==== Passage
Hi Everyone, I’m Lee Gates and I am in the Oracle Cloud Infrastructure team researching performance and optimizing efficiency for applications. At Oracle OpenWorld, we announced a major enhancement to our Compute Service, introducing the new X7 compute platform. In this blog, we’ll provide a detailed report covering the performance of our newest compute shapes, Standard2.52 and DenseIO2.52. My colleague Karan Batta announced the service, High Performance X7 Platform Generally Available. We’ve been able to improve on our first generation across the board!
Let’s put our enhanced Compute Service through its paces. First we’ll cover the specifications of these two new bare metal instances.
| Shape | Instance | Cores | RAM (GB) | Networking | NVMe Storage (TB) |
|---|---|---|---|---|---|
| Standard | BM.Standard2.52 | 52 | 768 | 2×25 Gigabit Ethernet | N/A |
| Dense I/O | BM.DenseIO2.52 | 52 | 768 | 2×25 Gigabit Ethernet | 51.2 |
Oracle Cloud Infrastructure bare metal instances deliver over 5.5MM IOPS from NVMe storage devices improving on OCI’s best in class performance! The compute architecture is Intel Xeon Platinum 8167M CPU @ up to 2.4 GHZ, enabling high performance compute intensive workloads. A Broadcom 2x25GBE network adapter delivers network access to your block devices, other instances in your network, and your internet traffic. The NVMe flash storage is delivered by Intel NVMe P4500 SSDs.
At Oracle OpenWorld, we introduced our new X7 compute platform by comparing to AWS i3. We’ll compare performance and capability with AWS i3, and then go through our test plan and review the results. First here’s how I like to think about the top line of the direct comparison on capacities and counts.
| Oracle Cloud Infrastructure | 63% more vcores per compute instance than AWS i3 | 1% more write IOPS per compute instance than AWS i3 | 67% more read IOPS per compute instance than AWS i3 | 57% more memory per compute instance than AWS i3 | 237% more local NVMe SSD storage than AWS i3 | |||||
|---|---|---|---|---|---|---|---|---|---|---|
| Instance | OCI Dense2.52 | AWS i3 | OCI Dense2.52 | AWS i3 | OCI Dense2.52 | AWS i3 | OCI Dense2.52 | AWS i3 | OCI Dense2.52 | AWS i3 |
| Metric | 104 | 64 | 1,408,412 | 1,400,000 | 5,497,776 | 3,300,000 | 768 | 488 | 51.2 | 15.2 |
Bare Metal Test Plan
This table covers the tests I use to measure and benchmark performance, and summarize how other services measure.
========
==== Supplied material
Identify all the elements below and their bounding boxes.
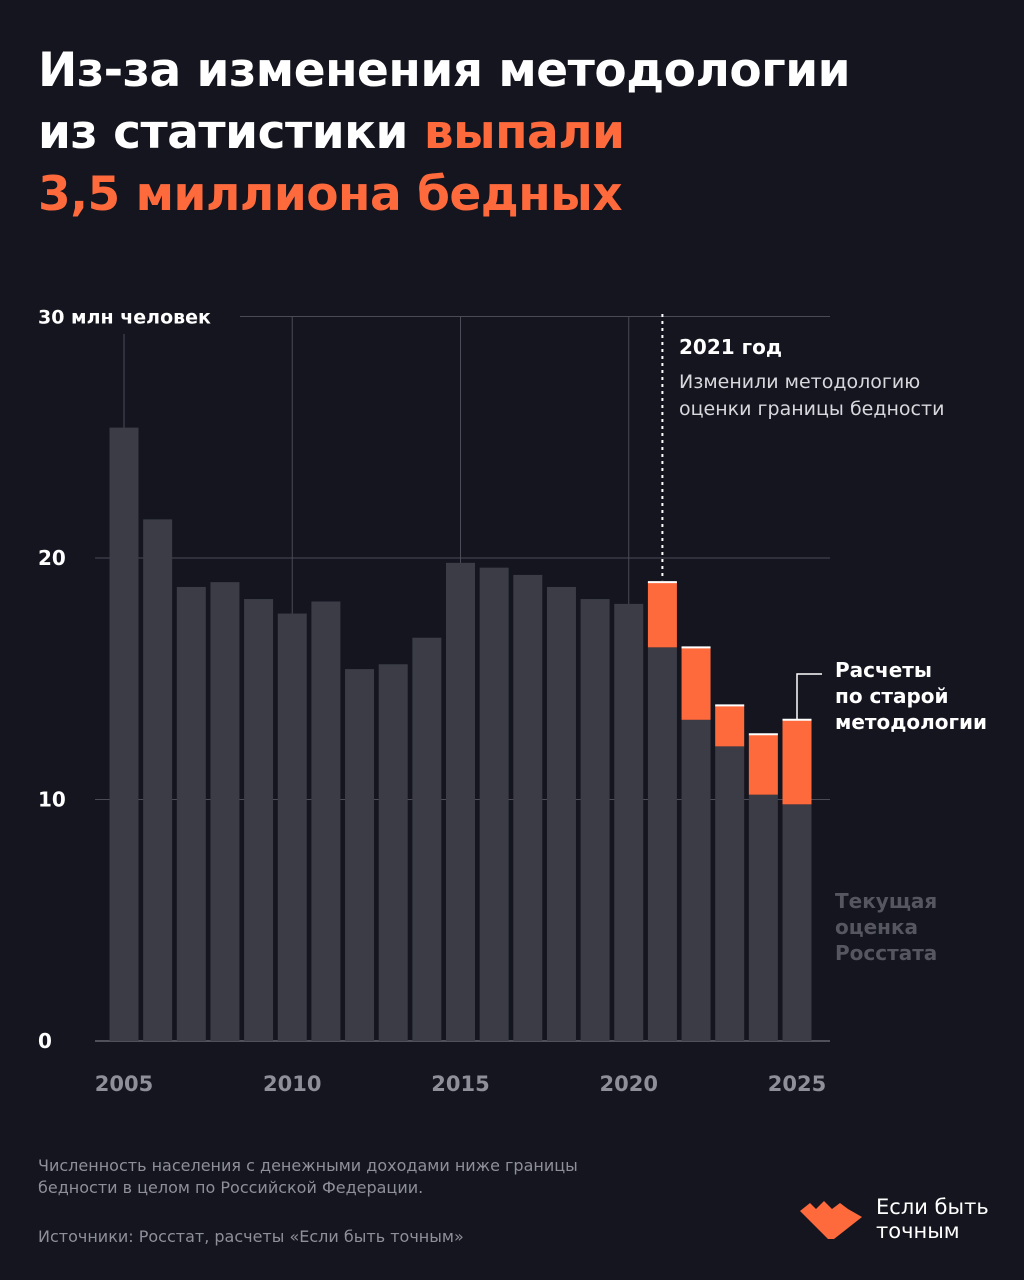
========
Challenges:
(A) In the post on Oracle's X7 compute platform, translate this sentence into Spanish: "The NVMe flash storage is delivered by Intel NVMe P4500 SSDs."
(B) Pick up the post on Oracle's X7 compute platform right after its final sentence and write the next part.

Replies:
(A) El almacenamiento flash NVMe lo proporcionan los SSD Intel NVMe P4500.

(B)
| Component | Measurement | Observation |
|---|---|---|
| NVMe devices | 51.2 TB – latency and throughput | < 1 millisecond latency for all R/W mixes |
| Network | 25 Gbe bandwidth – host to host | < 100 microseconds |
| Memory | Memory bandwidth | up to 186 GB/second |
| Compute | CPU2017 | SPECrate2017_int estimate up to 197 |
| Block storage | Single Volume and 32 Volume Performance | < 1 millisecond latency @ 25 Gbe for all R/W mixes |
Compute
We’ll start with the CPU and then work through the components.
Standard Performance Evaluation Corporation (SPEC) CPU®2017 v1 is an industry standard CPU intensive benchmark suite stressing a system’s processor, memory subsystem and compiler. It consists of 10 integer benchmarks, and 14 floating point benchmarks. The SPEC CPU2017 suite can be run to provide a speed metric or a throughput metric, each using the same base optimizations, or per-benchmark peak optimizations.
SPEC CPU2017 is SPEC’s latest update to the CPU series of benchmarks. The focus of CPU2017 is on compute intensive performance and the benchmarks emphasize the performance of the processor, memory hierarchy, and compilers.
The benchmark is also divided into four suites:
- SPECspeed 2017 Integer – 10 integer benchmarks
- SPECspeed 2017 Floating Point – 10 floating point benchmarks
- SPECrate 2017 Integer – 10 integer benchmarks
- SPECrate 2017 Floating Point – 13 floating point benchmarks
Each of the suites contain two metrics, base and peak, which reflect the amount of optimization allowed. The overall metrics for the benchmark suites which are commonly used are:
- SPECspeed2017_int_base, SPECspeed2017_int_peak: integer speed
- SPECspeed2017_fp_base, SPECspeed2017_fp_peak: floating point speed
- SPECrate2017_int_base, SPECrate2017_int_peak: integer rate
- SPECrate2017_fp_base, SPECrate2017_fp_peak: floating point rate
When I ran the test using default values for a DenseIO2 bare metal instance the test estimates were:
| Shape | O/S | Compiler | SPECspeed2017_int | SPECspeed2017_fp | SPECrate2017_int | SPECrate2017_fp | ||||
|---|---|---|---|---|---|---|---|---|---|---|
| Base | Peak | Base | Peak | Base | Peak | Base | Peak | |||
| BM.DenseIO2.52 (stock) 2x Xeon Platinum 8167M (2.0/2.4* GHz, 2s/52c/104t, 768 GB DDR4/2400 MHz, 25GbE) | OL 7.3 | Intel 17.0.4.196 | 5.28 | 5.58 | 101 | 101 | 184 | 197 | 188 | 191 |
“Stock” means BMCS BIOS settings as of Aug 2017.
* First CPU speed is nominal rating. Second CPU speed is the peak Intel® Turbo Boost speed.
The test log files are attached.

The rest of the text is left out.